_Entries shown:_

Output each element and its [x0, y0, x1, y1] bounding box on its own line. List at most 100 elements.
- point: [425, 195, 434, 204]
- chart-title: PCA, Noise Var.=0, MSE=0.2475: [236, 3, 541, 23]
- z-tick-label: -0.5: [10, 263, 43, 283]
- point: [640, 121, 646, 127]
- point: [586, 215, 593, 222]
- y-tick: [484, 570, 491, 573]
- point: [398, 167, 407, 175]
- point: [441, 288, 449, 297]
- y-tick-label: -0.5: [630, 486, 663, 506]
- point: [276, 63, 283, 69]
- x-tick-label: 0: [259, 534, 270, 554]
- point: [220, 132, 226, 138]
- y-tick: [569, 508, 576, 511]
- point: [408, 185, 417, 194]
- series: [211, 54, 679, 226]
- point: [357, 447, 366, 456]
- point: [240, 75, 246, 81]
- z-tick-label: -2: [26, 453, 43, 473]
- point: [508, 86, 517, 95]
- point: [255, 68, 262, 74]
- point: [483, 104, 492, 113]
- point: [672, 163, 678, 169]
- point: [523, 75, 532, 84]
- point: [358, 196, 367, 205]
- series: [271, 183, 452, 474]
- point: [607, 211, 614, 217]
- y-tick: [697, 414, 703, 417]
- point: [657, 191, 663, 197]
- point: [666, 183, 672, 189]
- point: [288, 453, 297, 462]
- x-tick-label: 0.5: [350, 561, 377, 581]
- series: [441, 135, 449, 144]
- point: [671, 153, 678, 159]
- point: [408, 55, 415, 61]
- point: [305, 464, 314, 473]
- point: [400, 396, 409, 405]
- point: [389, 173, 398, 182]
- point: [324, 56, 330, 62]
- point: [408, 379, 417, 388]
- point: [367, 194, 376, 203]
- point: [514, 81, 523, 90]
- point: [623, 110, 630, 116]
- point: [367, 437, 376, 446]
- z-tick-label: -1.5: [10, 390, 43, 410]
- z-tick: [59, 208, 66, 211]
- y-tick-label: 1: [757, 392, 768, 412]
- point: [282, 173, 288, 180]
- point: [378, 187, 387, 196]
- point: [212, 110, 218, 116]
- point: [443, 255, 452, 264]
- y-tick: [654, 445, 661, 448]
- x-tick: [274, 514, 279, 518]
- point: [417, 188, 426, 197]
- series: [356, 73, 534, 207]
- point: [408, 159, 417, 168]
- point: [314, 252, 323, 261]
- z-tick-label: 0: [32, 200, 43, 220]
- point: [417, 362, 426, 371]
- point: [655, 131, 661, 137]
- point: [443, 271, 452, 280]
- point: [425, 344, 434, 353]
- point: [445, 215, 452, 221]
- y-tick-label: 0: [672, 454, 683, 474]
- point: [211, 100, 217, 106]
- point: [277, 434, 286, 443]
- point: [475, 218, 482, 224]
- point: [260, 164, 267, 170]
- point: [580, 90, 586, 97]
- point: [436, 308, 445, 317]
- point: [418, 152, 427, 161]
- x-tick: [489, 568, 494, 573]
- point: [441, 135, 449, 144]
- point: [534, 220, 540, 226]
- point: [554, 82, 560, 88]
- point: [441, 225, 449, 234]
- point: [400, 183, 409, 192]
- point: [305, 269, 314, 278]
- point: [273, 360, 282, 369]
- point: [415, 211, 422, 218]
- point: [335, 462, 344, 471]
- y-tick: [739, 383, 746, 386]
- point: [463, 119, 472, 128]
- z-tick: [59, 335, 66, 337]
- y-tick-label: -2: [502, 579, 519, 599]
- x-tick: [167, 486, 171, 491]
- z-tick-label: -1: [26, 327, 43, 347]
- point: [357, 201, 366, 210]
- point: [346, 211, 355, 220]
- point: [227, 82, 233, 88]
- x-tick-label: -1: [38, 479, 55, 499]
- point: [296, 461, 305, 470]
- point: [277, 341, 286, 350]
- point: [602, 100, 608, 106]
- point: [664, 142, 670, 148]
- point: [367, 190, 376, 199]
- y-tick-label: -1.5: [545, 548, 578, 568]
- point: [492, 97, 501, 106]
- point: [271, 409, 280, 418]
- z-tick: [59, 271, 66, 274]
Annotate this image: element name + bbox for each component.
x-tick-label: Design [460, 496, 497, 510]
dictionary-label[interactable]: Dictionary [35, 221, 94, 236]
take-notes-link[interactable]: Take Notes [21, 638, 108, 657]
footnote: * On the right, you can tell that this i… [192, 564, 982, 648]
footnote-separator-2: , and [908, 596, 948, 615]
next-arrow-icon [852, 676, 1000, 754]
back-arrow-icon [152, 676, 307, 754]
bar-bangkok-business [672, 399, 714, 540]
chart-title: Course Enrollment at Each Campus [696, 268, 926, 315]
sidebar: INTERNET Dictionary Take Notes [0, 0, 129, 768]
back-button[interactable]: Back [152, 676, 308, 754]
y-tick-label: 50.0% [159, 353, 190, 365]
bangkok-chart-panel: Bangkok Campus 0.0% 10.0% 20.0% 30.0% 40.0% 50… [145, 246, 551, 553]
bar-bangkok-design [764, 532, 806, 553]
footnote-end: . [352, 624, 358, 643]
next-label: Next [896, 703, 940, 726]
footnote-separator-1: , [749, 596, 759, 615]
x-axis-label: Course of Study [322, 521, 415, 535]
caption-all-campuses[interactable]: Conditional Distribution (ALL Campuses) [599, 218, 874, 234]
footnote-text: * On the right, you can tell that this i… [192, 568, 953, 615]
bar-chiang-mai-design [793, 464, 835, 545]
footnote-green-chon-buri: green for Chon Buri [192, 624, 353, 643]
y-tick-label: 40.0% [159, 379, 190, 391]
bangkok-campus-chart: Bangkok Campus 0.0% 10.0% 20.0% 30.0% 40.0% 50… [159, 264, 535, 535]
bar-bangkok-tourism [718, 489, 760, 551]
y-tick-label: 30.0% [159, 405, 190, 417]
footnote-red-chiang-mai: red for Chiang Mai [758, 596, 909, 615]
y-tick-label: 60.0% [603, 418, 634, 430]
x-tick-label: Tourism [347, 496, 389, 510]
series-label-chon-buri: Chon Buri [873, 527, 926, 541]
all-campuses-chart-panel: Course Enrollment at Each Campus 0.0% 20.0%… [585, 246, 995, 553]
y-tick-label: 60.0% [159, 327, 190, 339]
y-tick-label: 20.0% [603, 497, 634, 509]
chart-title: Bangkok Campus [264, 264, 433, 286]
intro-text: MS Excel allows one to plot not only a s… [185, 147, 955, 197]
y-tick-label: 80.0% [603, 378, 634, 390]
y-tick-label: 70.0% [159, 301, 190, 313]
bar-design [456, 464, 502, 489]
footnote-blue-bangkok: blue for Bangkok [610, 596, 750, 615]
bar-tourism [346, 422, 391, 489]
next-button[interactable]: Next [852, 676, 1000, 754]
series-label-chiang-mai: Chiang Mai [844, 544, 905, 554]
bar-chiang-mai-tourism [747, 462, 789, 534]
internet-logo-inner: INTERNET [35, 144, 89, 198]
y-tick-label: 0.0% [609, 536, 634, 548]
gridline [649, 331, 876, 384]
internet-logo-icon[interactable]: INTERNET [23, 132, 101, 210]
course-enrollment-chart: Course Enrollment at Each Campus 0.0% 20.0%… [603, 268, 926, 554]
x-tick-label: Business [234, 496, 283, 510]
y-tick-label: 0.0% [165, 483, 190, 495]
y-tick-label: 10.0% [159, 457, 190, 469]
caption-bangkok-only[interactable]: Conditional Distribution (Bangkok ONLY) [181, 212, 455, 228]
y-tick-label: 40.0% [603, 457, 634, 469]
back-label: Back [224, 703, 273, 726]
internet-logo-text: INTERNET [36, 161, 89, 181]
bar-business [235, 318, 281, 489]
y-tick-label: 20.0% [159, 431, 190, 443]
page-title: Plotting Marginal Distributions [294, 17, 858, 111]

_What the task requires:_
Rewrite all the entries above, changing "gridline" to "grid line" and leaving everything else as it is.

_Expected output:_
Output each element and its [x0, y0, x1, y1] bounding box on its own line. List at most 100 elements.
- point: [425, 195, 434, 204]
- chart-title: PCA, Noise Var.=0, MSE=0.2475: [236, 3, 541, 23]
- z-tick-label: -0.5: [10, 263, 43, 283]
- point: [640, 121, 646, 127]
- point: [586, 215, 593, 222]
- y-tick: [484, 570, 491, 573]
- point: [398, 167, 407, 175]
- point: [441, 288, 449, 297]
- y-tick-label: -0.5: [630, 486, 663, 506]
- point: [276, 63, 283, 69]
- x-tick-label: 0: [259, 534, 270, 554]
- point: [220, 132, 226, 138]
- y-tick: [569, 508, 576, 511]
- point: [408, 185, 417, 194]
- series: [211, 54, 679, 226]
- point: [357, 447, 366, 456]
- point: [240, 75, 246, 81]
- z-tick-label: -2: [26, 453, 43, 473]
- point: [508, 86, 517, 95]
- point: [255, 68, 262, 74]
- point: [483, 104, 492, 113]
- point: [672, 163, 678, 169]
- point: [523, 75, 532, 84]
- point: [358, 196, 367, 205]
- series: [271, 183, 452, 474]
- point: [607, 211, 614, 217]
- y-tick: [697, 414, 703, 417]
- point: [657, 191, 663, 197]
- point: [666, 183, 672, 189]
- point: [288, 453, 297, 462]
- x-tick-label: 0.5: [350, 561, 377, 581]
- series: [441, 135, 449, 144]
- point: [671, 153, 678, 159]
- point: [408, 55, 415, 61]
- point: [305, 464, 314, 473]
- point: [400, 396, 409, 405]
- point: [389, 173, 398, 182]
- point: [324, 56, 330, 62]
- point: [408, 379, 417, 388]
- point: [367, 194, 376, 203]
- point: [514, 81, 523, 90]
- point: [623, 110, 630, 116]
- point: [367, 437, 376, 446]
- z-tick-label: -1.5: [10, 390, 43, 410]
- z-tick: [59, 208, 66, 211]
- y-tick-label: 1: [757, 392, 768, 412]
- point: [282, 173, 288, 180]
- point: [378, 187, 387, 196]
- point: [212, 110, 218, 116]
- point: [443, 255, 452, 264]
- y-tick: [654, 445, 661, 448]
- x-tick: [274, 514, 279, 518]
- point: [417, 188, 426, 197]
- series: [356, 73, 534, 207]
- point: [408, 159, 417, 168]
- point: [314, 252, 323, 261]
- z-tick-label: 0: [32, 200, 43, 220]
- point: [417, 362, 426, 371]
- point: [655, 131, 661, 137]
- point: [443, 271, 452, 280]
- point: [425, 344, 434, 353]
- point: [445, 215, 452, 221]
- y-tick-label: 0: [672, 454, 683, 474]
- point: [211, 100, 217, 106]
- point: [277, 434, 286, 443]
- point: [475, 218, 482, 224]
- point: [260, 164, 267, 170]
- point: [580, 90, 586, 97]
- point: [436, 308, 445, 317]
- point: [418, 152, 427, 161]
- x-tick: [489, 568, 494, 573]
- point: [441, 135, 449, 144]
- point: [534, 220, 540, 226]
- point: [554, 82, 560, 88]
- point: [441, 225, 449, 234]
- point: [400, 183, 409, 192]
- point: [305, 269, 314, 278]
- point: [273, 360, 282, 369]
- point: [415, 211, 422, 218]
- point: [335, 462, 344, 471]
- y-tick: [739, 383, 746, 386]
- point: [463, 119, 472, 128]
- z-tick: [59, 335, 66, 337]
- y-tick-label: -2: [502, 579, 519, 599]
- x-tick: [167, 486, 171, 491]
- z-tick-label: -1: [26, 327, 43, 347]
- point: [357, 201, 366, 210]
- point: [346, 211, 355, 220]
- point: [227, 82, 233, 88]
- x-tick-label: -1: [38, 479, 55, 499]
- point: [296, 461, 305, 470]
- point: [277, 341, 286, 350]
- point: [602, 100, 608, 106]
- point: [664, 142, 670, 148]
- point: [367, 190, 376, 199]
- y-tick-label: -1.5: [545, 548, 578, 568]
- point: [492, 97, 501, 106]
- point: [271, 409, 280, 418]
- z-tick: [59, 271, 66, 274]
Annotate this image: element name + bbox for each component.
x-tick-label: Design [460, 496, 497, 510]
dictionary-label[interactable]: Dictionary [35, 221, 94, 236]
take-notes-link[interactable]: Take Notes [21, 638, 108, 657]
footnote: * On the right, you can tell that this i… [192, 564, 982, 648]
footnote-separator-2: , and [908, 596, 948, 615]
next-arrow-icon [852, 676, 1000, 754]
back-arrow-icon [152, 676, 307, 754]
bar-bangkok-business [672, 399, 714, 540]
chart-title: Course Enrollment at Each Campus [696, 268, 926, 315]
sidebar: INTERNET Dictionary Take Notes [0, 0, 129, 768]
back-button[interactable]: Back [152, 676, 308, 754]
y-tick-label: 50.0% [159, 353, 190, 365]
bangkok-chart-panel: Bangkok Campus 0.0% 10.0% 20.0% 30.0% 40.0% 50… [145, 246, 551, 553]
bar-bangkok-design [764, 532, 806, 553]
footnote-end: . [352, 624, 358, 643]
next-label: Next [896, 703, 940, 726]
footnote-separator-1: , [749, 596, 759, 615]
x-axis-label: Course of Study [322, 521, 415, 535]
caption-all-campuses[interactable]: Conditional Distribution (ALL Campuses) [599, 218, 874, 234]
footnote-text: * On the right, you can tell that this i… [192, 568, 953, 615]
bar-chiang-mai-design [793, 464, 835, 545]
footnote-green-chon-buri: green for Chon Buri [192, 624, 353, 643]
y-tick-label: 40.0% [159, 379, 190, 391]
bangkok-campus-chart: Bangkok Campus 0.0% 10.0% 20.0% 30.0% 40.0% 50… [159, 264, 535, 535]
bar-bangkok-tourism [718, 489, 760, 551]
y-tick-label: 30.0% [159, 405, 190, 417]
footnote-red-chiang-mai: red for Chiang Mai [758, 596, 909, 615]
y-tick-label: 60.0% [603, 418, 634, 430]
x-tick-label: Tourism [347, 496, 389, 510]
series-label-chon-buri: Chon Buri [873, 527, 926, 541]
all-campuses-chart-panel: Course Enrollment at Each Campus 0.0% 20.0%… [585, 246, 995, 553]
y-tick-label: 60.0% [159, 327, 190, 339]
y-tick-label: 20.0% [603, 497, 634, 509]
chart-title: Bangkok Campus [264, 264, 433, 286]
intro-text: MS Excel allows one to plot not only a s… [185, 147, 955, 197]
y-tick-label: 80.0% [603, 378, 634, 390]
y-tick-label: 70.0% [159, 301, 190, 313]
bar-design [456, 464, 502, 489]
footnote-blue-bangkok: blue for Bangkok [610, 596, 750, 615]
bar-tourism [346, 422, 391, 489]
next-button[interactable]: Next [852, 676, 1000, 754]
series-label-chiang-mai: Chiang Mai [844, 544, 905, 554]
bar-chiang-mai-tourism [747, 462, 789, 534]
internet-logo-inner: INTERNET [35, 144, 89, 198]
y-tick-label: 0.0% [609, 536, 634, 548]
grid line [649, 331, 876, 384]
internet-logo-icon[interactable]: INTERNET [23, 132, 101, 210]
course-enrollment-chart: Course Enrollment at Each Campus 0.0% 20.0%… [603, 268, 926, 554]
x-tick-label: Business [234, 496, 283, 510]
y-tick-label: 0.0% [165, 483, 190, 495]
y-tick-label: 10.0% [159, 457, 190, 469]
caption-bangkok-only[interactable]: Conditional Distribution (Bangkok ONLY) [181, 212, 455, 228]
y-tick-label: 40.0% [603, 457, 634, 469]
back-label: Back [224, 703, 273, 726]
internet-logo-text: INTERNET [36, 161, 89, 181]
bar-business [235, 318, 281, 489]
y-tick-label: 20.0% [159, 431, 190, 443]
page-title: Plotting Marginal Distributions [294, 17, 858, 111]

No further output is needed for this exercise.